• TASK
Filter the entries below, keeping only lines with the word "Audio".

(Collected data entries)
** Begin **

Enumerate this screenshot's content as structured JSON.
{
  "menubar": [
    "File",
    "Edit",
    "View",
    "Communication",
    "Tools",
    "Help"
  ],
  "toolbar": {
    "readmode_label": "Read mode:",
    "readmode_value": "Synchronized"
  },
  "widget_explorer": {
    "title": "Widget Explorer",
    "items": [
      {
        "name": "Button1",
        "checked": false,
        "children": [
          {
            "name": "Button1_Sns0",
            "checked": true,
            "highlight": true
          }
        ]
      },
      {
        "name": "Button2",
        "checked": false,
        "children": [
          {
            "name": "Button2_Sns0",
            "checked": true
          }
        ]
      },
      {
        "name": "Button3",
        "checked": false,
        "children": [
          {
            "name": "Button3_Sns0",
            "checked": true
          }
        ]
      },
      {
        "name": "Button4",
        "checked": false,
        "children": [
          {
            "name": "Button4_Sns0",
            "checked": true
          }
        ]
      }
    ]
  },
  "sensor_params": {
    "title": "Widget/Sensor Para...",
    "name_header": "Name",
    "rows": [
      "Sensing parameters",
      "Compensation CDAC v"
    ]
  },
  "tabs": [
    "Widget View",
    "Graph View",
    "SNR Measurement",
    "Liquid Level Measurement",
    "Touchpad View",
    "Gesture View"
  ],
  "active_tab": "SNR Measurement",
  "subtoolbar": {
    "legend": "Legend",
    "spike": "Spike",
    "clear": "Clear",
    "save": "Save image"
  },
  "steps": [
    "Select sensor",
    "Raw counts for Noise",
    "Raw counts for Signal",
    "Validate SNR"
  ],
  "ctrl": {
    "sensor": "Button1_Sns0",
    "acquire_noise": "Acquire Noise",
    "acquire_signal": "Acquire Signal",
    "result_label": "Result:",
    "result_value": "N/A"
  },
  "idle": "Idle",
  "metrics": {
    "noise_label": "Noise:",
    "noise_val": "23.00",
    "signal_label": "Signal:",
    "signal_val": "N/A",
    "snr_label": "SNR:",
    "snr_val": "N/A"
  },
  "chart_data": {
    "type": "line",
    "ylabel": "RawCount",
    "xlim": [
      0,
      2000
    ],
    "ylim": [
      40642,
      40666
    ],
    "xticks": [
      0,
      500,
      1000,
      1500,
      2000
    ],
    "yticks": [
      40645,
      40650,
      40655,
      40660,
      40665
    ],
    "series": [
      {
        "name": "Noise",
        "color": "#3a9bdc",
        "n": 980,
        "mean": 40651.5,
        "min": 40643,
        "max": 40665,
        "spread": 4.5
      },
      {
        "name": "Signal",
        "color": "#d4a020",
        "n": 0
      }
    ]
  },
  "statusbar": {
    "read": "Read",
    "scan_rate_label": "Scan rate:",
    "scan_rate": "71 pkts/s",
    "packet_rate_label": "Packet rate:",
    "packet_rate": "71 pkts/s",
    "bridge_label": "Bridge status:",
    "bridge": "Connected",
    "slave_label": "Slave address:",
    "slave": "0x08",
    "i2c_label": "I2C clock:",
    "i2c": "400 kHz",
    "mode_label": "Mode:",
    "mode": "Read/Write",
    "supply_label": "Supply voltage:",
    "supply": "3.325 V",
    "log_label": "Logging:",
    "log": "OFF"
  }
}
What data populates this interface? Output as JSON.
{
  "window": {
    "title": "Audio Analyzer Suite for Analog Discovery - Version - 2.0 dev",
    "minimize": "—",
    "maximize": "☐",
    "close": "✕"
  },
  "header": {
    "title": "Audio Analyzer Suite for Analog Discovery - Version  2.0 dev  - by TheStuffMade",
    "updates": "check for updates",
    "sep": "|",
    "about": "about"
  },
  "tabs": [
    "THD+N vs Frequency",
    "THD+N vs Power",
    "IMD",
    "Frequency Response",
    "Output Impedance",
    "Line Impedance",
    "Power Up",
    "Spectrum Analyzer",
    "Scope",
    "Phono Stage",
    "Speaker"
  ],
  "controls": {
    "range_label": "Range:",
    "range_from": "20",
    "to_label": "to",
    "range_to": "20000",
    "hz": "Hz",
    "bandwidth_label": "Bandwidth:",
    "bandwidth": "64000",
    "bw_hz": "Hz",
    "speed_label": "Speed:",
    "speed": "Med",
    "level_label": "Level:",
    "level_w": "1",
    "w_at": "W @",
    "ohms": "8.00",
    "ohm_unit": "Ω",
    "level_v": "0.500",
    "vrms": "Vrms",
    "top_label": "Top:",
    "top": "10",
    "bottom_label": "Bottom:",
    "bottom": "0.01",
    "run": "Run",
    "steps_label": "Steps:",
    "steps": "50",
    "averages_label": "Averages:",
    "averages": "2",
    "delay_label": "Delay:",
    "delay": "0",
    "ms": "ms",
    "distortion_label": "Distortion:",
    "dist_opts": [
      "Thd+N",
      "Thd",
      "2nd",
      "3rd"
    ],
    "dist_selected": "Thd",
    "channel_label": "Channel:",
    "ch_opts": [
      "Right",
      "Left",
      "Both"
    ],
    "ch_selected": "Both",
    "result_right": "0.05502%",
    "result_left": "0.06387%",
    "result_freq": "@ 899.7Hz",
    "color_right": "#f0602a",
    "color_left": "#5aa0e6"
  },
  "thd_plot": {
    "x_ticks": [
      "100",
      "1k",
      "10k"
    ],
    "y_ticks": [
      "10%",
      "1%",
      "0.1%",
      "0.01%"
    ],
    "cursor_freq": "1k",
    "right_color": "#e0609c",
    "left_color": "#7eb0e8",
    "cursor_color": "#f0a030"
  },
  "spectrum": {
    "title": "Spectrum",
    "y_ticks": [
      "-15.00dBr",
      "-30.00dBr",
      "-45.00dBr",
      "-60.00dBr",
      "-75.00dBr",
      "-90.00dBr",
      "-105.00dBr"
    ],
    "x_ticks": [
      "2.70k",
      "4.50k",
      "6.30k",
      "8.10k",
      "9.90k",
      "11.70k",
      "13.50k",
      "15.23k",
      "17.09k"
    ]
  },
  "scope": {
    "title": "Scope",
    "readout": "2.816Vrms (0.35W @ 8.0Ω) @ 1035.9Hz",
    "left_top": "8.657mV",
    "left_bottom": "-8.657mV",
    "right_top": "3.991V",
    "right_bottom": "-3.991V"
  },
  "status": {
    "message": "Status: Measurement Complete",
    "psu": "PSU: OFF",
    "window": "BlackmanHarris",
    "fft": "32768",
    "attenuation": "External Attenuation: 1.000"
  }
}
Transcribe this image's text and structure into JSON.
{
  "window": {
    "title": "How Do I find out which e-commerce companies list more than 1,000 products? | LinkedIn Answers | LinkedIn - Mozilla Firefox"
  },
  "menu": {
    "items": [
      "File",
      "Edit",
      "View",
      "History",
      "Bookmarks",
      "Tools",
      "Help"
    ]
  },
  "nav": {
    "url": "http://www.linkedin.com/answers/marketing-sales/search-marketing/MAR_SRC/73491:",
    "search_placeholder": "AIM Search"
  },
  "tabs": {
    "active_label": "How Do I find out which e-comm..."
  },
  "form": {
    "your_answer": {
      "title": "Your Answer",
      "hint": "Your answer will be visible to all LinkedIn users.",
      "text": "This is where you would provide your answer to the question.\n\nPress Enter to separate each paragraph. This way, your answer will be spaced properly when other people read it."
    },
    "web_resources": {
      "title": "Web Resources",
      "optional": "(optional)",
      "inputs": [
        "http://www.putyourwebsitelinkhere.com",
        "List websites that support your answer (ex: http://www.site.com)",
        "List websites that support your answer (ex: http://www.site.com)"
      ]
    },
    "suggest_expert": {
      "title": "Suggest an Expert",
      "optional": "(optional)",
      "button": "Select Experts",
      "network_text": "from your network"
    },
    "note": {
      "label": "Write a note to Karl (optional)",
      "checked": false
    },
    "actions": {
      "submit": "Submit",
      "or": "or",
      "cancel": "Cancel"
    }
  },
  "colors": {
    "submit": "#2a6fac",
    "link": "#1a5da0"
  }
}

** End **

• ANSWER
    "title": "Audio Analyzer Suite for Analog Discovery - Version - 2.0 dev",
    "title": "Audio Analyzer Suite for Analog Discovery - Version  2.0 dev  - by TheStuffMade",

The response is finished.